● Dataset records
============================================================
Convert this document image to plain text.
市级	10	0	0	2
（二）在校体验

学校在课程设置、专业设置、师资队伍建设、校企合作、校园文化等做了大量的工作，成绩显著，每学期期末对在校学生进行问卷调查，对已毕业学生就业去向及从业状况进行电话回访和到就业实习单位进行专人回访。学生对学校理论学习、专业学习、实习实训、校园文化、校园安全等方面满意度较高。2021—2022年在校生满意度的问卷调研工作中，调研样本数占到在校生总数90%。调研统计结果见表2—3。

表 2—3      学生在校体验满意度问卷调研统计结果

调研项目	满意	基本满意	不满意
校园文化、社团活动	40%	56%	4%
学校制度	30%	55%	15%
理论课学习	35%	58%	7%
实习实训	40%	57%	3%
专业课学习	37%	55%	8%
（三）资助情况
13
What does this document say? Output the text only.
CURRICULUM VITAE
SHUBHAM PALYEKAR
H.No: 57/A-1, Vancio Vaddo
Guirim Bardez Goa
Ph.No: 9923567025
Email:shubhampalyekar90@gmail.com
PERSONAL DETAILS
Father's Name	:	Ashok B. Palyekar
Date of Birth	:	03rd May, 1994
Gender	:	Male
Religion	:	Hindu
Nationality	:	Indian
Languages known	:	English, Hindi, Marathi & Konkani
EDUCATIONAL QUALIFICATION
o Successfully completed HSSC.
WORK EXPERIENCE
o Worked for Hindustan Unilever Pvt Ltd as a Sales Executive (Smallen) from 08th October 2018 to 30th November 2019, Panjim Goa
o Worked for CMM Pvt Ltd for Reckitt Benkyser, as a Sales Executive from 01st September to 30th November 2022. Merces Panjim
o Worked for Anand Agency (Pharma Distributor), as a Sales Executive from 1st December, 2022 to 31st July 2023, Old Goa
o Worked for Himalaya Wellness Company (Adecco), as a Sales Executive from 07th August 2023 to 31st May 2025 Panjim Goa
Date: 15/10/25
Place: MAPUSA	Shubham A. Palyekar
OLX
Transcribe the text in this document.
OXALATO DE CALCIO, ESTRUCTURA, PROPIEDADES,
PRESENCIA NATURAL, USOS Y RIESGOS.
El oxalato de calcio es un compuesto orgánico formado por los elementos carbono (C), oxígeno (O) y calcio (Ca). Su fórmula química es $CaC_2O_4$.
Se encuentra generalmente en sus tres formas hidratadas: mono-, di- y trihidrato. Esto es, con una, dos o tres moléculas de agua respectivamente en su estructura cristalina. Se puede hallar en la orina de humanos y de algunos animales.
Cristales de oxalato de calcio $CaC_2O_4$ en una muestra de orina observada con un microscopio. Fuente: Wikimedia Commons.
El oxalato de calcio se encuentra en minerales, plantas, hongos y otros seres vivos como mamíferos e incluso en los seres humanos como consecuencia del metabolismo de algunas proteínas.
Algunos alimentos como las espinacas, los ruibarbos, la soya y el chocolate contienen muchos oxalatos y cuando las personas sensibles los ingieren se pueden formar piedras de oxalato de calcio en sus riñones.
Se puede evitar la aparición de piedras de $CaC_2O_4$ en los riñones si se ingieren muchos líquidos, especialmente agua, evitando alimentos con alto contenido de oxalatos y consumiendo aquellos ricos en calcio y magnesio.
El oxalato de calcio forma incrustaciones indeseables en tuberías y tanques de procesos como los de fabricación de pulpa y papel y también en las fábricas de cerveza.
============================================================
● Task statement
Search the listing above for the string "November". Copy every line that contains it.

● Solution to the exercise
o Worked for Hindustan Unilever Pvt Ltd as a Sales Executive (Smallen) from 08th October 2018 to 30th November 2019, Panjim Goa
o Worked for CMM Pvt Ltd for Reckitt Benkyser, as a Sales Executive from 01st September to 30th November 2022. Merces Panjim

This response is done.